(Dataset entries)

____

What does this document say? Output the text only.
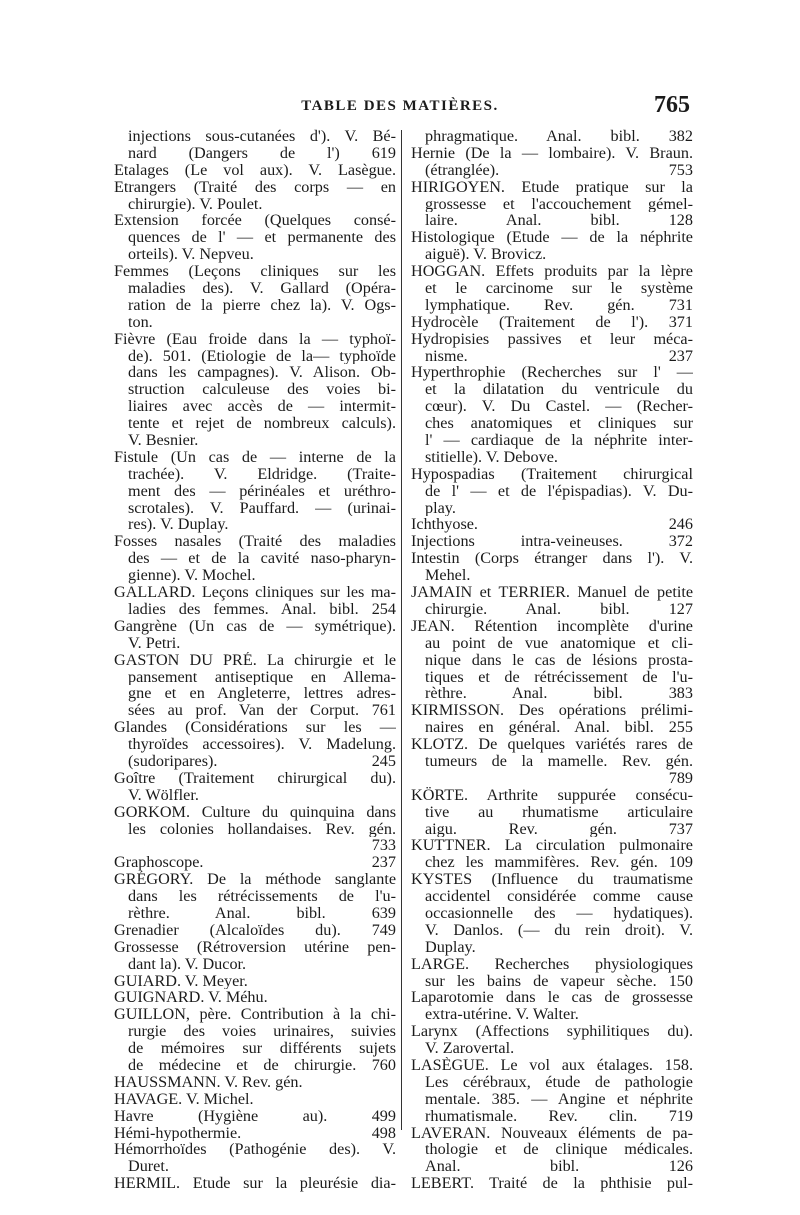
TABLE DES MATIÈRES.	765
injections sous-cutanées d'). V. Bé-
nard (Dangers de l') 619
Etalages (Le vol aux). V. Lasègue.
Etrangers (Traité des corps — en
chirurgie). V. Poulet.
Extension forcée (Quelques consé-
quences de l' — et permanente des
orteils). V. Nepveu.
Femmes (Leçons cliniques sur les
maladies des). V. Gallard (Opéra-
ration de la pierre chez la). V. Ogs-
ton.
Fièvre (Eau froide dans la — typhoï-
de). 501. (Etiologie de la— typhoïde
dans les campagnes). V. Alison. Ob-
struction calculeuse des voies bi-
liaires avec accès de — intermit-
tente et rejet de nombreux calculs).
V. Besnier.
Fistule (Un cas de — interne de la
trachée). V. Eldridge. (Traite-
ment des — périnéales et uréthro-
scrotales). V. Pauffard. — (urinai-
res). V. Duplay.
Fosses nasales (Traité des maladies
des — et de la cavité naso-pharyn-
gienne). V. Mochel.
GALLARD. Leçons cliniques sur les ma-
ladies des femmes. Anal. bibl. 254
Gangrène (Un cas de — symétrique).
V. Petri.
GASTON DU PRÉ. La chirurgie et le
pansement antiseptique en Allema-
gne et en Angleterre, lettres adres-
sées au prof. Van der Corput. 761
Glandes (Considérations sur les —
thyroïdes accessoires). V. Madelung.
(sudoripares). 245
Goître (Traitement chirurgical du).
V. Wölfler.
GORKOM. Culture du quinquina dans
les colonies hollandaises. Rev. gén.
733
Graphoscope. 237
GRÉGORY. De la méthode sanglante
dans les rétrécissements de l'u-
rèthre. Anal. bibl. 639
Grenadier (Alcaloïdes du). 749
Grossesse (Rétroversion utérine pen-
dant la). V. Ducor.
GUIARD. V. Meyer.
GUIGNARD. V. Méhu.
GUILLON, père. Contribution à la chi-
rurgie des voies urinaires, suivies
de mémoires sur différents sujets
de médecine et de chirurgie. 760
HAUSSMANN. V. Rev. gén.
HAVAGE. V. Michel.
Havre (Hygiène au). 499
Hémi-hypothermie. 498
Hémorrhoïdes (Pathogénie des). V.
Duret.
HERMIL. Etude sur la pleurésie dia-
phragmatique. Anal. bibl. 382
Hernie (De la — lombaire). V. Braun.
(étranglée). 753
HIRIGOYEN. Etude pratique sur la
grossesse et l'accouchement gémel-
laire. Anal. bibl. 128
Histologique (Etude — de la néphrite
aiguë). V. Brovicz.
HOGGAN. Effets produits par la lèpre
et le carcinome sur le système
lymphatique. Rev. gén. 731
Hydrocèle (Traitement de l'). 371
Hydropisies passives et leur méca-
nisme. 237
Hyperthrophie (Recherches sur l' —
et la dilatation du ventricule du
cœur). V. Du Castel. — (Recher-
ches anatomiques et cliniques sur
l' — cardiaque de la néphrite inter-
stitielle). V. Debove.
Hypospadias (Traitement chirurgical
de l' — et de l'épispadias). V. Du-
play.
Ichthyose. 246
Injections intra-veineuses. 372
Intestin (Corps étranger dans l'). V.
Mehel.
JAMAIN et TERRIER. Manuel de petite
chirurgie. Anal. bibl. 127
JEAN. Rétention incomplète d'urine
au point de vue anatomique et cli-
nique dans le cas de lésions prosta-
tiques et de rétrécissement de l'u-
rèthre. Anal. bibl. 383
KIRMISSON. Des opérations prélimi-
naires en général. Anal. bibl. 255
KLOTZ. De quelques variétés rares de
tumeurs de la mamelle. Rev. gén.
789
KÖRTE. Arthrite suppurée consécu-
tive au rhumatisme articulaire
aigu. Rev. gén. 737
KUTTNER. La circulation pulmonaire
chez les mammifères. Rev. gén. 109
KYSTES (Influence du traumatisme
accidentel considérée comme cause
occasionnelle des — hydatiques).
V. Danlos. (— du rein droit). V.
Duplay.
LARGE. Recherches physiologiques
sur les bains de vapeur sèche. 150
Laparotomie dans le cas de grossesse
extra-utérine. V. Walter.
Larynx (Affections syphilitiques du).
V. Zarovertal.
LASÈGUE. Le vol aux étalages. 158.
Les cérébraux, étude de pathologie
mentale. 385. — Angine et néphrite
rhumatismale. Rev. clin. 719
LAVERAN. Nouveaux éléments de pa-
thologie et de clinique médicales.
Anal. bibl. 126
LEBERT. Traité de la phthisie pul-
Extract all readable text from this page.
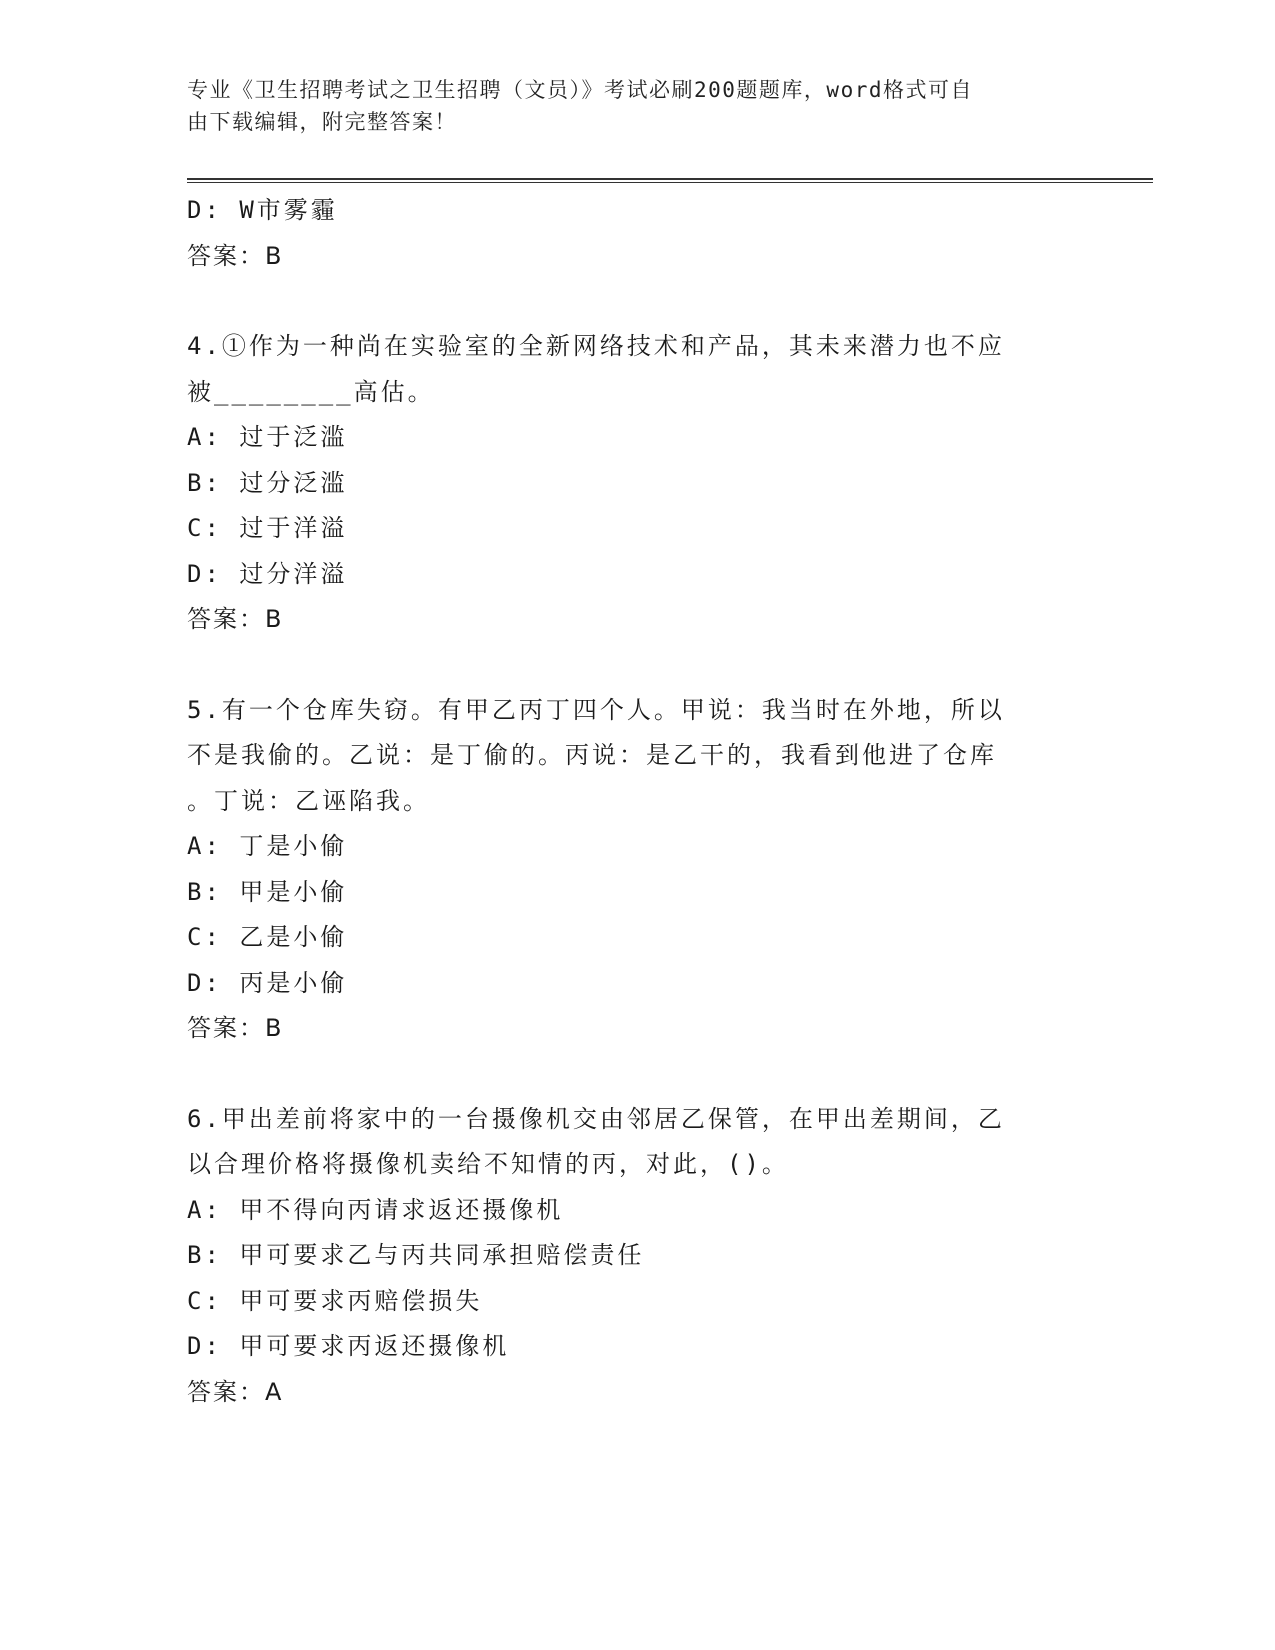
专业《卫生招聘考试之卫生招聘（文员）》考试必刷200题题库，word格式可自
由下载编辑，附完整答案！
D: W市雾霾
答案：B
4.①作为一种尚在实验室的全新网络技术和产品，其未来潜力也不应
被________高估。
A: 过于泛滥
B: 过分泛滥
C: 过于洋溢
D: 过分洋溢
答案：B
5.有一个仓库失窃。有甲乙丙丁四个人。甲说：我当时在外地，所以
不是我偷的。乙说：是丁偷的。丙说：是乙干的，我看到他进了仓库
。丁说：乙诬陷我。
A: 丁是小偷
B: 甲是小偷
C: 乙是小偷
D: 丙是小偷
答案：B
6.甲出差前将家中的一台摄像机交由邻居乙保管，在甲出差期间，乙
以合理价格将摄像机卖给不知情的丙，对此，()。
A: 甲不得向丙请求返还摄像机
B: 甲可要求乙与丙共同承担赔偿责任
C: 甲可要求丙赔偿损失
D: 甲可要求丙返还摄像机
答案：A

____

Task to carry out. For the listing above, give the number of lines in which the string "néphrite" occurs, and nothing else.

Solution to this exercise. 3